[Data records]

= = = = = = =

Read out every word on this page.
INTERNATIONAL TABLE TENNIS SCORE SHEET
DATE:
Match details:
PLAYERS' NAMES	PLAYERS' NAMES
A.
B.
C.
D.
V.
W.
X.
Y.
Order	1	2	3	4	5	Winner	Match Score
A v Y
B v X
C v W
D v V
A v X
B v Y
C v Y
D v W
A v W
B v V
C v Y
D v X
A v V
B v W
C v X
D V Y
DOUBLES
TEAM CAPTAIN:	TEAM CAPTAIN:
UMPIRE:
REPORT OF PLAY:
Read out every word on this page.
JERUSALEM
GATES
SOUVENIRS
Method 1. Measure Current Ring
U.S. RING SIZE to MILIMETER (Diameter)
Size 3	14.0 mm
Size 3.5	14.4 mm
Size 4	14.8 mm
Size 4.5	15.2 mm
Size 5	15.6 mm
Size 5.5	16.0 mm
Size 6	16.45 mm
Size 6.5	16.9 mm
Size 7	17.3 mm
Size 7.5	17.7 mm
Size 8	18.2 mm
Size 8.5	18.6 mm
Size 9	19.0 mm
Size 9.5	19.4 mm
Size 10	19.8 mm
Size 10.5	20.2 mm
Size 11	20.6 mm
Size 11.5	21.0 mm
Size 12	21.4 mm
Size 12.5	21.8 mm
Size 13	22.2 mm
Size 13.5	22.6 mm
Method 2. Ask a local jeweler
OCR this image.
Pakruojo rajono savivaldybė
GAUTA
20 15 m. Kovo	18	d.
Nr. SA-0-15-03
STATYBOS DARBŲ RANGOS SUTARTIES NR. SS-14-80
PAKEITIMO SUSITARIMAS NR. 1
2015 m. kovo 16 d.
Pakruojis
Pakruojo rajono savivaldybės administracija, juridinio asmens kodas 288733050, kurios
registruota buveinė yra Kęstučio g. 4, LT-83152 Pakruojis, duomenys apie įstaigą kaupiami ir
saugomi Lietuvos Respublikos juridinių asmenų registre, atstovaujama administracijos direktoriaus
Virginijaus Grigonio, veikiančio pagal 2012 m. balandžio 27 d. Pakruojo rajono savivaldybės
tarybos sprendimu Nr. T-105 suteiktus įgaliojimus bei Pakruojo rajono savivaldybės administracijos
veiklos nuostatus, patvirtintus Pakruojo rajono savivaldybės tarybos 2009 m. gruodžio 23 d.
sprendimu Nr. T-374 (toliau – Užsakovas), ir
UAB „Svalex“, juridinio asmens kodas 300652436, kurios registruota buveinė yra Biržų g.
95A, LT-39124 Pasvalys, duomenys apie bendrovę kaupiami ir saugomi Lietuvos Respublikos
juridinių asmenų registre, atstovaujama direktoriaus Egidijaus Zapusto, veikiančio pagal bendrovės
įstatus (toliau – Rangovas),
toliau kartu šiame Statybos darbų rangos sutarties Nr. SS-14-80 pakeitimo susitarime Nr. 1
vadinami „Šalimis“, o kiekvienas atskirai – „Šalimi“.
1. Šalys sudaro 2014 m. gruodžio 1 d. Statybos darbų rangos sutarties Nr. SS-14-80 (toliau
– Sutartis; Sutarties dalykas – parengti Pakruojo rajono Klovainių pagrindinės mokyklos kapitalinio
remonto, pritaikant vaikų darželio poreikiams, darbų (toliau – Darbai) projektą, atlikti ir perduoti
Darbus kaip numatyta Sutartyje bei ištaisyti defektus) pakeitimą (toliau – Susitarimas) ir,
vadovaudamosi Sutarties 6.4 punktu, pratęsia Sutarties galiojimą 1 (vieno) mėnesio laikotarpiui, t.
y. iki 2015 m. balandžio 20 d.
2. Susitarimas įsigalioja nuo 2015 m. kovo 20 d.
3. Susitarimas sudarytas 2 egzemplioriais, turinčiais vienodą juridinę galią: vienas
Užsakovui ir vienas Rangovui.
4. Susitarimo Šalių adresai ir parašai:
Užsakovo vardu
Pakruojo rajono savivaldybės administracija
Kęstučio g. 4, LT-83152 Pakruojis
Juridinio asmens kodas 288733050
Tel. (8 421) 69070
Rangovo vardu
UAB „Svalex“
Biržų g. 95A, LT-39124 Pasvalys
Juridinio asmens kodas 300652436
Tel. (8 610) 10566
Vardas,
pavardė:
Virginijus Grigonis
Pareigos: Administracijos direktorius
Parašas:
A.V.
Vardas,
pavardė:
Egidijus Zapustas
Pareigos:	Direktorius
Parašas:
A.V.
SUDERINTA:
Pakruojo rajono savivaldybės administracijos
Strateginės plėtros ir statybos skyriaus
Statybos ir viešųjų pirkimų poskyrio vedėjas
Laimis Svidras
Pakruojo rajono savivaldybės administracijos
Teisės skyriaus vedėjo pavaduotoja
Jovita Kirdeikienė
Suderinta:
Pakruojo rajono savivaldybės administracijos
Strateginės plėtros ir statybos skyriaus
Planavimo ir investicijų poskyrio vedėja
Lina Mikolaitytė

= = = = = = =

■ **Exercise directions**
Each record must be returned exactly as it is written.

■ **Task response**
Read out every word on this page.
INTERNATIONAL TABLE TENNIS SCORE SHEET
DATE:
Match details:
PLAYERS' NAMES	PLAYERS' NAMES
A.
B.
C.
D.
V.
W.
X.
Y.
Order	1	2	3	4	5	Winner	Match Score
A v Y
B v X
C v W
D v V
A v X
B v Y
C v Y
D v W
A v W
B v V
C v Y
D v X
A v V
B v W
C v X
D V Y
DOUBLES
TEAM CAPTAIN:	TEAM CAPTAIN:
UMPIRE:
REPORT OF PLAY:
Read out every word on this page.
JERUSALEM
GATES
SOUVENIRS
Method 1. Measure Current Ring
U.S. RING SIZE to MILIMETER (Diameter)
Size 3	14.0 mm
Size 3.5	14.4 mm
Size 4	14.8 mm
Size 4.5	15.2 mm
Size 5	15.6 mm
Size 5.5	16.0 mm
Size 6	16.45 mm
Size 6.5	16.9 mm
Size 7	17.3 mm
Size 7.5	17.7 mm
Size 8	18.2 mm
Size 8.5	18.6 mm
Size 9	19.0 mm
Size 9.5	19.4 mm
Size 10	19.8 mm
Size 10.5	20.2 mm
Size 11	20.6 mm
Size 11.5	21.0 mm
Size 12	21.4 mm
Size 12.5	21.8 mm
Size 13	22.2 mm
Size 13.5	22.6 mm
Method 2. Ask a local jeweler
OCR this image.
Pakruojo rajono savivaldybė
GAUTA
20 15 m. Kovo	18	d.
Nr. SA-0-15-03
STATYBOS DARBŲ RANGOS SUTARTIES NR. SS-14-80
PAKEITIMO SUSITARIMAS NR. 1
2015 m. kovo 16 d.
Pakruojis
Pakruojo rajono savivaldybės administracija, juridinio asmens kodas 288733050, kurios
registruota buveinė yra Kęstučio g. 4, LT-83152 Pakruojis, duomenys apie įstaigą kaupiami ir
saugomi Lietuvos Respublikos juridinių asmenų registre, atstovaujama administracijos direktoriaus
Virginijaus Grigonio, veikiančio pagal 2012 m. balandžio 27 d. Pakruojo rajono savivaldybės
tarybos sprendimu Nr. T-105 suteiktus įgaliojimus bei Pakruojo rajono savivaldybės administracijos
veiklos nuostatus, patvirtintus Pakruojo rajono savivaldybės tarybos 2009 m. gruodžio 23 d.
sprendimu Nr. T-374 (toliau – Užsakovas), ir
UAB „Svalex“, juridinio asmens kodas 300652436, kurios registruota buveinė yra Biržų g.
95A, LT-39124 Pasvalys, duomenys apie bendrovę kaupiami ir saugomi Lietuvos Respublikos
juridinių asmenų registre, atstovaujama direktoriaus Egidijaus Zapusto, veikiančio pagal bendrovės
įstatus (toliau – Rangovas),
toliau kartu šiame Statybos darbų rangos sutarties Nr. SS-14-80 pakeitimo susitarime Nr. 1
vadinami „Šalimis“, o kiekvienas atskirai – „Šalimi“.
1. Šalys sudaro 2014 m. gruodžio 1 d. Statybos darbų rangos sutarties Nr. SS-14-80 (toliau
– Sutartis; Sutarties dalykas – parengti Pakruojo rajono Klovainių pagrindinės mokyklos kapitalinio
remonto, pritaikant vaikų darželio poreikiams, darbų (toliau – Darbai) projektą, atlikti ir perduoti
Darbus kaip numatyta Sutartyje bei ištaisyti defektus) pakeitimą (toliau – Susitarimas) ir,
vadovaudamosi Sutarties 6.4 punktu, pratęsia Sutarties galiojimą 1 (vieno) mėnesio laikotarpiui, t.
y. iki 2015 m. balandžio 20 d.
2. Susitarimas įsigalioja nuo 2015 m. kovo 20 d.
3. Susitarimas sudarytas 2 egzemplioriais, turinčiais vienodą juridinę galią: vienas
Užsakovui ir vienas Rangovui.
4. Susitarimo Šalių adresai ir parašai:
Užsakovo vardu
Pakruojo rajono savivaldybės administracija
Kęstučio g. 4, LT-83152 Pakruojis
Juridinio asmens kodas 288733050
Tel. (8 421) 69070
Rangovo vardu
UAB „Svalex“
Biržų g. 95A, LT-39124 Pasvalys
Juridinio asmens kodas 300652436
Tel. (8 610) 10566
Vardas,
pavardė:
Virginijus Grigonis
Pareigos: Administracijos direktorius
Parašas:
A.V.
Vardas,
pavardė:
Egidijus Zapustas
Pareigos:	Direktorius
Parašas:
A.V.
SUDERINTA:
Pakruojo rajono savivaldybės administracijos
Strateginės plėtros ir statybos skyriaus
Statybos ir viešųjų pirkimų poskyrio vedėjas
Laimis Svidras
Pakruojo rajono savivaldybės administracijos
Teisės skyriaus vedėjo pavaduotoja
Jovita Kirdeikienė
Suderinta:
Pakruojo rajono savivaldybės administracijos
Strateginės plėtros ir statybos skyriaus
Planavimo ir investicijų poskyrio vedėja
Lina Mikolaitytė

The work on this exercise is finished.